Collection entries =
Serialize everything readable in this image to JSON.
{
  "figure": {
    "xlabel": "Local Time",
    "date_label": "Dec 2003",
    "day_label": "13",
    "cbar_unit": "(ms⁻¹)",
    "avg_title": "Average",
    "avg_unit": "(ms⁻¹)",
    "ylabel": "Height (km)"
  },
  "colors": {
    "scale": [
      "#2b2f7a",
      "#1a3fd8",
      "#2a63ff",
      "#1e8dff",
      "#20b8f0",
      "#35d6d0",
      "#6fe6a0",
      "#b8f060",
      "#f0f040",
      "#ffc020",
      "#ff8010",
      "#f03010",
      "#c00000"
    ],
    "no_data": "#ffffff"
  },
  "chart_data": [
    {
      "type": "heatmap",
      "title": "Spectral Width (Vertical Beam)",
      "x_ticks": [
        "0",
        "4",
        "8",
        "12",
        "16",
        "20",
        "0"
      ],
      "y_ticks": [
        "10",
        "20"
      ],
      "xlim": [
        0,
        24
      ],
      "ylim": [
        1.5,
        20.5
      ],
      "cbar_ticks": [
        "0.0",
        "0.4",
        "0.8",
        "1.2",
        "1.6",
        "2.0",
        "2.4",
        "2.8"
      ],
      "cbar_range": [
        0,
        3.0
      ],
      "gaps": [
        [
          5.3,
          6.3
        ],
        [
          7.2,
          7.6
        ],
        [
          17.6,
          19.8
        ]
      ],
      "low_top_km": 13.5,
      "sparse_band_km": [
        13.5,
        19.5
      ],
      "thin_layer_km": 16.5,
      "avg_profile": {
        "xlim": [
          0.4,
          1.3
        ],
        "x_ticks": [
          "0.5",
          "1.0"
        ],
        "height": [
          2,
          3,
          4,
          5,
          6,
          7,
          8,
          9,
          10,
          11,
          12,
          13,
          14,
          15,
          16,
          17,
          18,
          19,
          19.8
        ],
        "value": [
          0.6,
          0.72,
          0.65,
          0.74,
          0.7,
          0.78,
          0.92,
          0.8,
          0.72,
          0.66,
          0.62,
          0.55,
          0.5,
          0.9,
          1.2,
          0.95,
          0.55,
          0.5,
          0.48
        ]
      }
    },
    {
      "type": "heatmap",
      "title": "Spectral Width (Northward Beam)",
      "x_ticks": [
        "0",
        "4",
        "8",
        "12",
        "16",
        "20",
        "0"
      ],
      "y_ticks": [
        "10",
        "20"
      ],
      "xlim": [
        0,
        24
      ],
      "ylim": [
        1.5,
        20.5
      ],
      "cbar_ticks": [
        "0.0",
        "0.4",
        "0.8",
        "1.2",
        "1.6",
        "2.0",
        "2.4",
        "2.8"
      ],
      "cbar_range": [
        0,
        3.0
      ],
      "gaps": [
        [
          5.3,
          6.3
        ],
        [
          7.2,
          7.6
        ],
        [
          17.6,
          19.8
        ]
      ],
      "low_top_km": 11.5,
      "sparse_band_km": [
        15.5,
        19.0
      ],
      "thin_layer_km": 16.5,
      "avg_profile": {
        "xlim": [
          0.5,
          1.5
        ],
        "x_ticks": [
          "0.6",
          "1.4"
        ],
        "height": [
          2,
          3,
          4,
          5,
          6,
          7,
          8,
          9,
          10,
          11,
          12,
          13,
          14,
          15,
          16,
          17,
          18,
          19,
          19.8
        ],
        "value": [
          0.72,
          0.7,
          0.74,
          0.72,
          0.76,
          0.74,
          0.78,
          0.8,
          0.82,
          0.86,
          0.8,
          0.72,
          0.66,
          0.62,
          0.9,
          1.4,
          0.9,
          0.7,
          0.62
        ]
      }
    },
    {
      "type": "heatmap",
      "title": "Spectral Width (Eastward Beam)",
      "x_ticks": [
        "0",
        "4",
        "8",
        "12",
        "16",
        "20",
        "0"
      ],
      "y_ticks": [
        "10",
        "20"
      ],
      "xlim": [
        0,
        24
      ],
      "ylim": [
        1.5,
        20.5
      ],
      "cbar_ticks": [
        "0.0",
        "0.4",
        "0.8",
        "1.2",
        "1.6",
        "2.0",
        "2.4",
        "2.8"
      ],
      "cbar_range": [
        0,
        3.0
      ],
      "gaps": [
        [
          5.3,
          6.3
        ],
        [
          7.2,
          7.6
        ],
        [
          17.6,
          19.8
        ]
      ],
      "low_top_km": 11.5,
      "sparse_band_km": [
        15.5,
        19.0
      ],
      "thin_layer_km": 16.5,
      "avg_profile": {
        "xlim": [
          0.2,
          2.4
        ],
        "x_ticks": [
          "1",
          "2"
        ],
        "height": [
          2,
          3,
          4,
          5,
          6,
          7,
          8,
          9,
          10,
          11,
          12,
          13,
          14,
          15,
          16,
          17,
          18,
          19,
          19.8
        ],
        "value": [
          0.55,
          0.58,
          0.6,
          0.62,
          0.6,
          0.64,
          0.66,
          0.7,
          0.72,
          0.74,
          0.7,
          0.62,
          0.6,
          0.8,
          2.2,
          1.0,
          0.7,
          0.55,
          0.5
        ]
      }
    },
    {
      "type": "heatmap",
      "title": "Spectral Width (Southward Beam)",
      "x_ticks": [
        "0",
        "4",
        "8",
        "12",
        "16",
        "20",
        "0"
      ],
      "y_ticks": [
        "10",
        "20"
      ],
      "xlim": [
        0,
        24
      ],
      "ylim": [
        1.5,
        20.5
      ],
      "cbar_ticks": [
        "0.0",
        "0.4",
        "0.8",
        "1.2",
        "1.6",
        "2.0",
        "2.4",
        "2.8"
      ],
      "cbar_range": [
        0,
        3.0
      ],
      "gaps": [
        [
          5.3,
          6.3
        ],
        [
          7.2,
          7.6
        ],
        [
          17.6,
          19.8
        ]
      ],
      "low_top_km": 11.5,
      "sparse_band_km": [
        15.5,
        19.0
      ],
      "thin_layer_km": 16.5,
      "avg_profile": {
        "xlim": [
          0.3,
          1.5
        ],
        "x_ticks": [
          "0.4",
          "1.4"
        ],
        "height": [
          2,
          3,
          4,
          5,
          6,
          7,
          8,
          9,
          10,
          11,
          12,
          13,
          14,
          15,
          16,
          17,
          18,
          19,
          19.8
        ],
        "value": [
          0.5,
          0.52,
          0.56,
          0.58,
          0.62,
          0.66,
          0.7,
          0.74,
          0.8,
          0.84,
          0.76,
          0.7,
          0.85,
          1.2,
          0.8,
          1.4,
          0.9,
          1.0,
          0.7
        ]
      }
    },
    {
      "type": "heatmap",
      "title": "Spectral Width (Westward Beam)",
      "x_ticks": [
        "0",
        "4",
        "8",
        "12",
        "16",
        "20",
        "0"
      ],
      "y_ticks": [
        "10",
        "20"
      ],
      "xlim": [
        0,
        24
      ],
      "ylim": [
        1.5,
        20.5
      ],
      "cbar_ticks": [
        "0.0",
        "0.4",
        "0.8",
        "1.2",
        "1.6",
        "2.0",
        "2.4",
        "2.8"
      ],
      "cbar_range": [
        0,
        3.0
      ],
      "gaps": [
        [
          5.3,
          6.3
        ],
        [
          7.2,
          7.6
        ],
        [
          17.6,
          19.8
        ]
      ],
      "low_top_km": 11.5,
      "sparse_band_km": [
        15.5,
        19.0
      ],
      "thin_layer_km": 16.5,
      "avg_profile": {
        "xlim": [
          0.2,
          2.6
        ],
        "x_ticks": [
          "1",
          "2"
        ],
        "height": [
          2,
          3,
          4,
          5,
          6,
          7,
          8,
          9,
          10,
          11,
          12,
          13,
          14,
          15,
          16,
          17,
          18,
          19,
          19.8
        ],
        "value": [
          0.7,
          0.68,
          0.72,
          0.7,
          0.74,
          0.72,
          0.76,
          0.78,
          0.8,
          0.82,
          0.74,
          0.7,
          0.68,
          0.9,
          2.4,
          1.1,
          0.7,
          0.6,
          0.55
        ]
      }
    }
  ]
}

YOUR GOAL =
Look through the material above. Copy each line where the word "Width" appears.

RESULT OF THIS EXERCISE =
      "title": "Spectral Width (Vertical Beam)",
      "title": "Spectral Width (Northward Beam)",
      "title": "Spectral Width (Eastward Beam)",
      "title": "Spectral Width (Southward Beam)",
      "title": "Spectral Width (Westward Beam)",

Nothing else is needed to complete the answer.